The exercise
Gather up every line from the entries below that uses the word "Learning".

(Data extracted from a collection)
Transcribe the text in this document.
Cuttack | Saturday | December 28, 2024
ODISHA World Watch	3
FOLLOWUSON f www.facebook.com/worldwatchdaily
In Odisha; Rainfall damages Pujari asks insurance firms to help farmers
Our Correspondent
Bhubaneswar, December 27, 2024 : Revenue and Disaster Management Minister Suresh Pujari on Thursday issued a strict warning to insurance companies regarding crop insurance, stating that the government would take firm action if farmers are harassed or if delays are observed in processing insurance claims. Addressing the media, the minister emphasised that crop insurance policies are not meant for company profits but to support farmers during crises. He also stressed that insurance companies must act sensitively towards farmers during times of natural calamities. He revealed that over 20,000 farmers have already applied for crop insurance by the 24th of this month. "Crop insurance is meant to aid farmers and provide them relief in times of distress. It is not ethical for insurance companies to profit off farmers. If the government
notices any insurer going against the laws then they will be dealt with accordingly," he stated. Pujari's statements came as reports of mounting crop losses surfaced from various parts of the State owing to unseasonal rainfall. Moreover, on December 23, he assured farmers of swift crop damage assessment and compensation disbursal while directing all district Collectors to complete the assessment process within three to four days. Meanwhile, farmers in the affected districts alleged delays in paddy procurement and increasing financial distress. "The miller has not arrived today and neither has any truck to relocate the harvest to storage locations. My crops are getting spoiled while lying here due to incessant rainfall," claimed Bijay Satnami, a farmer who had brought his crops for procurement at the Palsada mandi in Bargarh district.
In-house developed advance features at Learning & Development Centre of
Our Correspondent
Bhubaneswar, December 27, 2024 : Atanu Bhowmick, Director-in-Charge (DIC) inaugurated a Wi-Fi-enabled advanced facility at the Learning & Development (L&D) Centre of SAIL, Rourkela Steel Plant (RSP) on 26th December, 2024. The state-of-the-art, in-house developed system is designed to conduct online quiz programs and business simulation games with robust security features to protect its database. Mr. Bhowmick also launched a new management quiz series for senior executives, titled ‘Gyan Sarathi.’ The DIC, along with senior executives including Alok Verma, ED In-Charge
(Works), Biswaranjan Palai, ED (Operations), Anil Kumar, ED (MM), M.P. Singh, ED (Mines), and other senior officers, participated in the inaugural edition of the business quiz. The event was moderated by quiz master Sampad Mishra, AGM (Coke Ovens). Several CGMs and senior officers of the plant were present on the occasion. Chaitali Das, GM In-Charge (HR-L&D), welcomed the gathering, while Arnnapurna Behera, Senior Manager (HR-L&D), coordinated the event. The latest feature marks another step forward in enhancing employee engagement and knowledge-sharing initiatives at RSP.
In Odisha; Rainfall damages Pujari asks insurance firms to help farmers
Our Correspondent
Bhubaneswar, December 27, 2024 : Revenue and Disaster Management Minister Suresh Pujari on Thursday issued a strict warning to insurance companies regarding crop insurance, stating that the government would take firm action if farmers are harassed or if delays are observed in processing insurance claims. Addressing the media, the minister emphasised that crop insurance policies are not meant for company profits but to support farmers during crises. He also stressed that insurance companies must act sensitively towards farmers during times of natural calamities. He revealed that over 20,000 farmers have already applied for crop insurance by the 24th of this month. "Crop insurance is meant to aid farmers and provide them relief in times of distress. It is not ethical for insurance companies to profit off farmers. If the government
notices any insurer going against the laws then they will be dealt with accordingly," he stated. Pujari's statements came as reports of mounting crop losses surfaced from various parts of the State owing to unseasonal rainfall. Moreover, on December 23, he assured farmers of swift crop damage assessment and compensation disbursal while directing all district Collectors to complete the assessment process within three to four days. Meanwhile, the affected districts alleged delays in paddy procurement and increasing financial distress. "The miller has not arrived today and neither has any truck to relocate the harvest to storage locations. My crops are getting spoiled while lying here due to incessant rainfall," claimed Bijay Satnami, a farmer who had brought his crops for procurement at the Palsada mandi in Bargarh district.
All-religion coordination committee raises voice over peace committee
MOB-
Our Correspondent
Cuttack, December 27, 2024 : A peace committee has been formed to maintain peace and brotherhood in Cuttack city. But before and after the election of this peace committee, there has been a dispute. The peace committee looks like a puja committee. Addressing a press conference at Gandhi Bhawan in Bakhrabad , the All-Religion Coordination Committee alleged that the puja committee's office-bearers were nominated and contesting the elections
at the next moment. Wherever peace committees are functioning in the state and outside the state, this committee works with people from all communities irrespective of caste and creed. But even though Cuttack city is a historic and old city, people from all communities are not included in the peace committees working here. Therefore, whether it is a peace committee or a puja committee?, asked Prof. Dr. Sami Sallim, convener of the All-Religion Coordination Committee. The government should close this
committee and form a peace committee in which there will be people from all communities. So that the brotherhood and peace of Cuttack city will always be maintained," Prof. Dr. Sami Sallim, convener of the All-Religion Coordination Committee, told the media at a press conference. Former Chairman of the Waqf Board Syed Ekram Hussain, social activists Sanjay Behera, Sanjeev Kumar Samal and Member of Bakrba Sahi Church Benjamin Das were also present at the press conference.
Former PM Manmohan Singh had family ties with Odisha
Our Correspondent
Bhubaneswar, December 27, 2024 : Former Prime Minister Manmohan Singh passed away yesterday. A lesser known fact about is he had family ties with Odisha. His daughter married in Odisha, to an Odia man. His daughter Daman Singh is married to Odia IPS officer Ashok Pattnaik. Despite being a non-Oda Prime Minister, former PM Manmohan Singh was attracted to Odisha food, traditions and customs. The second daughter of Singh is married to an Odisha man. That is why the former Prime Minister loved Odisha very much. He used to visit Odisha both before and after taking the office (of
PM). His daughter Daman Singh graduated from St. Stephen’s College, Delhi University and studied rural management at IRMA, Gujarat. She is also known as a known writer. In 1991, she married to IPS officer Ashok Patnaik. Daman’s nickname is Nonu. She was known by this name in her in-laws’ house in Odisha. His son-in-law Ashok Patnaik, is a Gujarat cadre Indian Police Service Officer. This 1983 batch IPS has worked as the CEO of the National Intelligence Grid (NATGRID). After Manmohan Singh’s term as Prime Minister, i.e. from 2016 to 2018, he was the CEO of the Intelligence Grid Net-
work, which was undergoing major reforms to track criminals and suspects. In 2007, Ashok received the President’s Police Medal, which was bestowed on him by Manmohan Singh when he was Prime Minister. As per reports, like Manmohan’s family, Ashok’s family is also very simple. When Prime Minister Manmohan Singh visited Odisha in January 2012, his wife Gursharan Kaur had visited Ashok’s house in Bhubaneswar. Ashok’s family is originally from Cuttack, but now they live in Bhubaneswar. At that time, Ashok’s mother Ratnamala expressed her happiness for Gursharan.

Exercise answer
In-house developed advance features at Learning & Development Centre of
Bhubaneswar, December 27, 2024 : Atanu Bhowmick, Director-in-Charge (DIC) inaugurated a Wi-Fi-enabled advanced facility at the Learning & Development (L&D) Centre of SAIL, Rourkela Steel Plant (RSP) on 26th December, 2024. The state-of-the-art, in-house developed system is designed to conduct online quiz programs and business simulation games with robust security features to protect its database. Mr. Bhowmick also launched a new management quiz series for senior executives, titled ‘Gyan Sarathi.’ The DIC, along with senior executives including Alok Verma, ED In-Charge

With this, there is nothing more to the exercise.